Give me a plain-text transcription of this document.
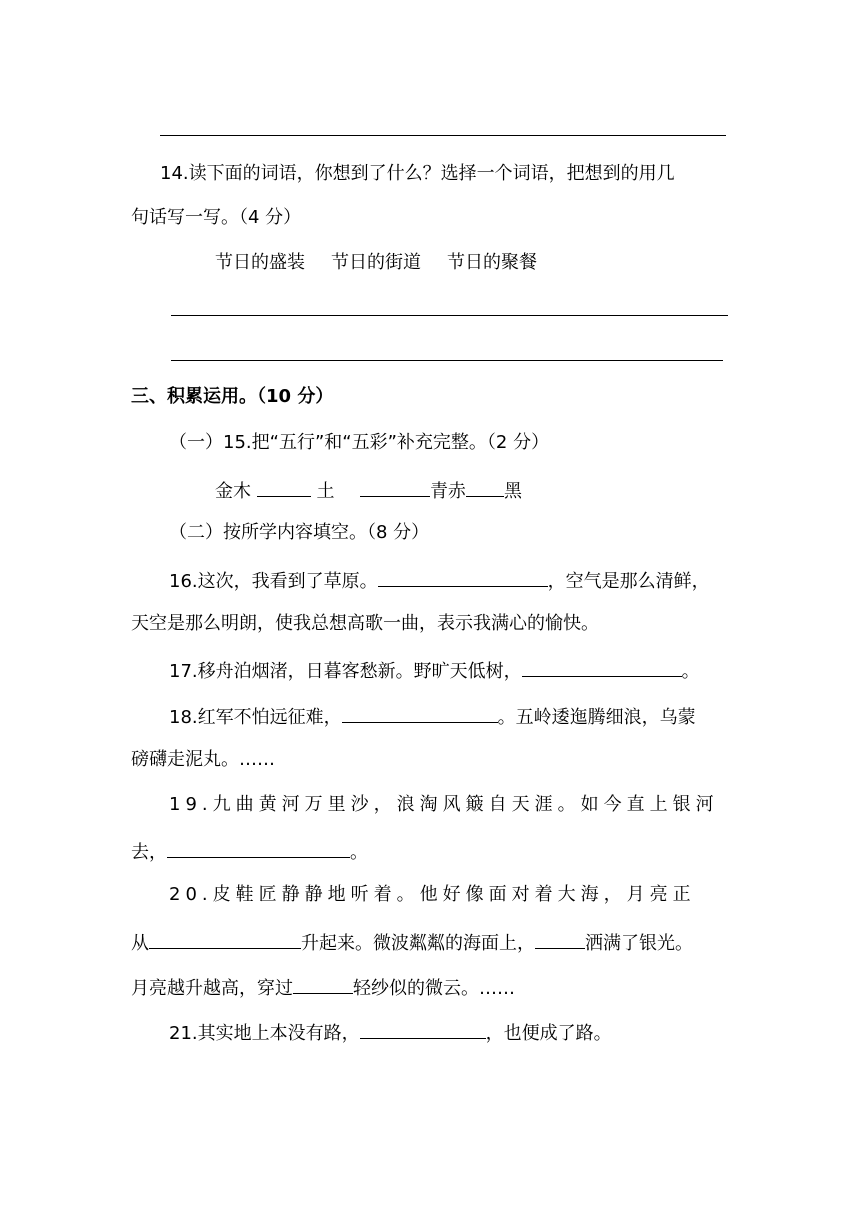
14.读下面的词语，你想到了什么？选择一个词语，把想到的用几
句话写一写。（4 分）
节日的盛装 节日的街道 节日的聚餐
三、积累运用。（10 分）
（一）15.把“五行”和“五彩”补充完整。（2 分）
金木	土	青赤 黑
（二）按所学内容填空。（8 分）
16.这次，我看到了草原。	，空气是那么清鲜，
天空是那么明朗，使我总想高歌一曲，表示我满心的愉快。
17.移舟泊烟渚，日暮客愁新。野旷天低树，	。
18.红军不怕远征难，	。五岭逶迤腾细浪，乌蒙
磅礴走泥丸。……
19.九曲黄河万里沙，浪淘风簸自天涯。如今直上银河
去，	。
20.皮鞋匠静静地听着。他好像面对着大海，月亮正
从	升起来。微波粼粼的海面上，	洒满了银光。
月亮越升越高，穿过	轻纱似的微云。……
21.其实地上本没有路，	，也便成了路。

== Problem ==
Each record above should be copied character for character, with pictures dropped.

== The answer ==
Give me a plain-text transcription of this document.
14.读下面的词语，你想到了什么？选择一个词语，把想到的用几
句话写一写。（4 分）
节日的盛装 节日的街道 节日的聚餐
三、积累运用。（10 分）
（一）15.把“五行”和“五彩”补充完整。（2 分）
金木	土	青赤 黑
（二）按所学内容填空。（8 分）
16.这次，我看到了草原。	，空气是那么清鲜，
天空是那么明朗，使我总想高歌一曲，表示我满心的愉快。
17.移舟泊烟渚，日暮客愁新。野旷天低树，	。
18.红军不怕远征难，	。五岭逶迤腾细浪，乌蒙
磅礴走泥丸。……
19.九曲黄河万里沙，浪淘风簸自天涯。如今直上银河
去，	。
20.皮鞋匠静静地听着。他好像面对着大海，月亮正
从	升起来。微波粼粼的海面上，	洒满了银光。
月亮越升越高，穿过	轻纱似的微云。……
21.其实地上本没有路，	，也便成了路。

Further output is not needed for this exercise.